**THE INPUT:**
——

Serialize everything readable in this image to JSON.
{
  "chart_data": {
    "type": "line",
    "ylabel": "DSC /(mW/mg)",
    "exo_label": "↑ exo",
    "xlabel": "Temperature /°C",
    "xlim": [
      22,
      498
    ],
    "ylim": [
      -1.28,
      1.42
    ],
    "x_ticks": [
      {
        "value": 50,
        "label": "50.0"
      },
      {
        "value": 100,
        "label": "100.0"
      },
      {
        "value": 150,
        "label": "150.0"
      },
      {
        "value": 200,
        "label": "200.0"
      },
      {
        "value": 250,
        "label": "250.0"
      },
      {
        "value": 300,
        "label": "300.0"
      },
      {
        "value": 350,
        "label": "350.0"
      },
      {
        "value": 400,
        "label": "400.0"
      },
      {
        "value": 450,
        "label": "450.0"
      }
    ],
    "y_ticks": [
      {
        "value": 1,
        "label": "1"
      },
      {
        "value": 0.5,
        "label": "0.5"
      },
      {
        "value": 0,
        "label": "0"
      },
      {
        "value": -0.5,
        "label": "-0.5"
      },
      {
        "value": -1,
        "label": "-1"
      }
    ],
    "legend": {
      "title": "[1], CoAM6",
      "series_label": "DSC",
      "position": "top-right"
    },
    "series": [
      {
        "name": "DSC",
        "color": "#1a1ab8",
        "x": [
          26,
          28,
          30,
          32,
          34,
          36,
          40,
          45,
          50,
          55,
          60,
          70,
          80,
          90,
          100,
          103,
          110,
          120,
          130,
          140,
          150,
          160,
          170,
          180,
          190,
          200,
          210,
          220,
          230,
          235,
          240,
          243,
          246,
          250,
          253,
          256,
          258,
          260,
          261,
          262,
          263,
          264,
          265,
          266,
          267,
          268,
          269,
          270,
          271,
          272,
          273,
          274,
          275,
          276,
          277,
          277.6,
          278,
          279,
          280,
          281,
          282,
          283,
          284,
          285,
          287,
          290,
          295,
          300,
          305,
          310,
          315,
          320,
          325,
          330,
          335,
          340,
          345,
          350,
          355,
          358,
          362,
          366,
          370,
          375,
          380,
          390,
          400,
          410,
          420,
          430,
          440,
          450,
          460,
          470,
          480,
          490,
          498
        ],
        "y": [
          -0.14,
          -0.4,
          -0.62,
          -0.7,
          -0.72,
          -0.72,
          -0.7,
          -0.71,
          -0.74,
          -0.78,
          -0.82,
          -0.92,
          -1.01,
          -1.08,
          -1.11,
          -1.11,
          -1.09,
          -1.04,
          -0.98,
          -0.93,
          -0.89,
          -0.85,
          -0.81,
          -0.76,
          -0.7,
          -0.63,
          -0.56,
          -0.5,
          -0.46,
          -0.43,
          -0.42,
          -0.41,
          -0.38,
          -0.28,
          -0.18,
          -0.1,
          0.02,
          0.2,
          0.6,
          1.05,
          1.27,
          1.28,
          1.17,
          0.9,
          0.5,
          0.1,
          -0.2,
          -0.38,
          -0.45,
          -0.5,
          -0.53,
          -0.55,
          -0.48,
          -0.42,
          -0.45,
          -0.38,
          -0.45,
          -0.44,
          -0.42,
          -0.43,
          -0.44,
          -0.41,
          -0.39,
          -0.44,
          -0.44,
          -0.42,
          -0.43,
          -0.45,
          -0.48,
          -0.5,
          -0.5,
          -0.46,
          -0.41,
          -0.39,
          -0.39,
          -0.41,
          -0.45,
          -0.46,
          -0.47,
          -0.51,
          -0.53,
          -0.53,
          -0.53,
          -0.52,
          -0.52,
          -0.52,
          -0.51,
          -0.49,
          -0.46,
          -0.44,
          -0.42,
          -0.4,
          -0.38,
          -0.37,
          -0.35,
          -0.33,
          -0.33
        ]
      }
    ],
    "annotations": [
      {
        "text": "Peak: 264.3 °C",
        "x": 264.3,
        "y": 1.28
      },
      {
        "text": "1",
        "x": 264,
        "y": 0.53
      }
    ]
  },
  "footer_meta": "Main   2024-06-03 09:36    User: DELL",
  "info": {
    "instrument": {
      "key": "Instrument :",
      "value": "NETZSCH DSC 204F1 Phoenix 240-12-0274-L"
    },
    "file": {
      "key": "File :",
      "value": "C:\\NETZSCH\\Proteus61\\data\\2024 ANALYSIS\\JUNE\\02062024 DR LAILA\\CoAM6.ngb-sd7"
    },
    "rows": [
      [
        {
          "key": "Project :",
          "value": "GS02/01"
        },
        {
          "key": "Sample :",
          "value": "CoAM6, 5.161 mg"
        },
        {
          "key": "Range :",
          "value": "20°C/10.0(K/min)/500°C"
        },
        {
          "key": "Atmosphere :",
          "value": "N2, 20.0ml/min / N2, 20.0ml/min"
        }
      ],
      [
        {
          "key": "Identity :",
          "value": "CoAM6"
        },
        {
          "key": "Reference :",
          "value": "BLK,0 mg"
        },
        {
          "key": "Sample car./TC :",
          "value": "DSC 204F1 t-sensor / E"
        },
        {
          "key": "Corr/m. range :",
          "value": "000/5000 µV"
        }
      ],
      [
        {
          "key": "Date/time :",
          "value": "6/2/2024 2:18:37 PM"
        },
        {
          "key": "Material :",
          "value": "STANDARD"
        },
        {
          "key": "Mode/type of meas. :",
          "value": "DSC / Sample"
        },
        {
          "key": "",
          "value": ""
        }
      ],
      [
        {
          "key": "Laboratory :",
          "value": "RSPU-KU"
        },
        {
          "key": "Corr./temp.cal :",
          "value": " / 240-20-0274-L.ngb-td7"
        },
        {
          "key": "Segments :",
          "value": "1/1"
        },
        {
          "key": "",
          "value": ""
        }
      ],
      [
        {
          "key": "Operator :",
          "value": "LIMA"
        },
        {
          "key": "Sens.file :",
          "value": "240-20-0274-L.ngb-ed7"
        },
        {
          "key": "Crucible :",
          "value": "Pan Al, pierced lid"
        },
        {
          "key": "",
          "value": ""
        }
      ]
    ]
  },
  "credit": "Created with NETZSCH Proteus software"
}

——

**TASK DESCRIPTION:**
Return all the data exactly as given.

**WRITTEN ANSWER:**
Serialize everything readable in this image to JSON.
{
  "chart_data": {
    "type": "line",
    "ylabel": "DSC /(mW/mg)",
    "exo_label": "↑ exo",
    "xlabel": "Temperature /°C",
    "xlim": [
      22,
      498
    ],
    "ylim": [
      -1.28,
      1.42
    ],
    "x_ticks": [
      {
        "value": 50,
        "label": "50.0"
      },
      {
        "value": 100,
        "label": "100.0"
      },
      {
        "value": 150,
        "label": "150.0"
      },
      {
        "value": 200,
        "label": "200.0"
      },
      {
        "value": 250,
        "label": "250.0"
      },
      {
        "value": 300,
        "label": "300.0"
      },
      {
        "value": 350,
        "label": "350.0"
      },
      {
        "value": 400,
        "label": "400.0"
      },
      {
        "value": 450,
        "label": "450.0"
      }
    ],
    "y_ticks": [
      {
        "value": 1,
        "label": "1"
      },
      {
        "value": 0.5,
        "label": "0.5"
      },
      {
        "value": 0,
        "label": "0"
      },
      {
        "value": -0.5,
        "label": "-0.5"
      },
      {
        "value": -1,
        "label": "-1"
      }
    ],
    "legend": {
      "title": "[1], CoAM6",
      "series_label": "DSC",
      "position": "top-right"
    },
    "series": [
      {
        "name": "DSC",
        "color": "#1a1ab8",
        "x": [
          26,
          28,
          30,
          32,
          34,
          36,
          40,
          45,
          50,
          55,
          60,
          70,
          80,
          90,
          100,
          103,
          110,
          120,
          130,
          140,
          150,
          160,
          170,
          180,
          190,
          200,
          210,
          220,
          230,
          235,
          240,
          243,
          246,
          250,
          253,
          256,
          258,
          260,
          261,
          262,
          263,
          264,
          265,
          266,
          267,
          268,
          269,
          270,
          271,
          272,
          273,
          274,
          275,
          276,
          277,
          277.6,
          278,
          279,
          280,
          281,
          282,
          283,
          284,
          285,
          287,
          290,
          295,
          300,
          305,
          310,
          315,
          320,
          325,
          330,
          335,
          340,
          345,
          350,
          355,
          358,
          362,
          366,
          370,
          375,
          380,
          390,
          400,
          410,
          420,
          430,
          440,
          450,
          460,
          470,
          480,
          490,
          498
        ],
        "y": [
          -0.14,
          -0.4,
          -0.62,
          -0.7,
          -0.72,
          -0.72,
          -0.7,
          -0.71,
          -0.74,
          -0.78,
          -0.82,
          -0.92,
          -1.01,
          -1.08,
          -1.11,
          -1.11,
          -1.09,
          -1.04,
          -0.98,
          -0.93,
          -0.89,
          -0.85,
          -0.81,
          -0.76,
          -0.7,
          -0.63,
          -0.56,
          -0.5,
          -0.46,
          -0.43,
          -0.42,
          -0.41,
          -0.38,
          -0.28,
          -0.18,
          -0.1,
          0.02,
          0.2,
          0.6,
          1.05,
          1.27,
          1.28,
          1.17,
          0.9,
          0.5,
          0.1,
          -0.2,
          -0.38,
          -0.45,
          -0.5,
          -0.53,
          -0.55,
          -0.48,
          -0.42,
          -0.45,
          -0.38,
          -0.45,
          -0.44,
          -0.42,
          -0.43,
          -0.44,
          -0.41,
          -0.39,
          -0.44,
          -0.44,
          -0.42,
          -0.43,
          -0.45,
          -0.48,
          -0.5,
          -0.5,
          -0.46,
          -0.41,
          -0.39,
          -0.39,
          -0.41,
          -0.45,
          -0.46,
          -0.47,
          -0.51,
          -0.53,
          -0.53,
          -0.53,
          -0.52,
          -0.52,
          -0.52,
          -0.51,
          -0.49,
          -0.46,
          -0.44,
          -0.42,
          -0.4,
          -0.38,
          -0.37,
          -0.35,
          -0.33,
          -0.33
        ]
      }
    ],
    "annotations": [
      {
        "text": "Peak: 264.3 °C",
        "x": 264.3,
        "y": 1.28
      },
      {
        "text": "1",
        "x": 264,
        "y": 0.53
      }
    ]
  },
  "footer_meta": "Main   2024-06-03 09:36    User: DELL",
  "info": {
    "instrument": {
      "key": "Instrument :",
      "value": "NETZSCH DSC 204F1 Phoenix 240-12-0274-L"
    },
    "file": {
      "key": "File :",
      "value": "C:\\NETZSCH\\Proteus61\\data\\2024 ANALYSIS\\JUNE\\02062024 DR LAILA\\CoAM6.ngb-sd7"
    },
    "rows": [
      [
        {
          "key": "Project :",
          "value": "GS02/01"
        },
        {
          "key": "Sample :",
          "value": "CoAM6, 5.161 mg"
        },
        {
          "key": "Range :",
          "value": "20°C/10.0(K/min)/500°C"
        },
        {
          "key": "Atmosphere :",
          "value": "N2, 20.0ml/min / N2, 20.0ml/min"
        }
      ],
      [
        {
          "key": "Identity :",
          "value": "CoAM6"
        },
        {
          "key": "Reference :",
          "value": "BLK,0 mg"
        },
        {
          "key": "Sample car./TC :",
          "value": "DSC 204F1 t-sensor / E"
        },
        {
          "key": "Corr/m. range :",
          "value": "000/5000 µV"
        }
      ],
      [
        {
          "key": "Date/time :",
          "value": "6/2/2024 2:18:37 PM"
        },
        {
          "key": "Material :",
          "value": "STANDARD"
        },
        {
          "key": "Mode/type of meas. :",
          "value": "DSC / Sample"
        },
        {
          "key": "",
          "value": ""
        }
      ],
      [
        {
          "key": "Laboratory :",
          "value": "RSPU-KU"
        },
        {
          "key": "Corr./temp.cal :",
          "value": " / 240-20-0274-L.ngb-td7"
        },
        {
          "key": "Segments :",
          "value": "1/1"
        },
        {
          "key": "",
          "value": ""
        }
      ],
      [
        {
          "key": "Operator :",
          "value": "LIMA"
        },
        {
          "key": "Sens.file :",
          "value": "240-20-0274-L.ngb-ed7"
        },
        {
          "key": "Crucible :",
          "value": "Pan Al, pierced lid"
        },
        {
          "key": "",
          "value": ""
        }
      ]
    ]
  },
  "credit": "Created with NETZSCH Proteus software"
}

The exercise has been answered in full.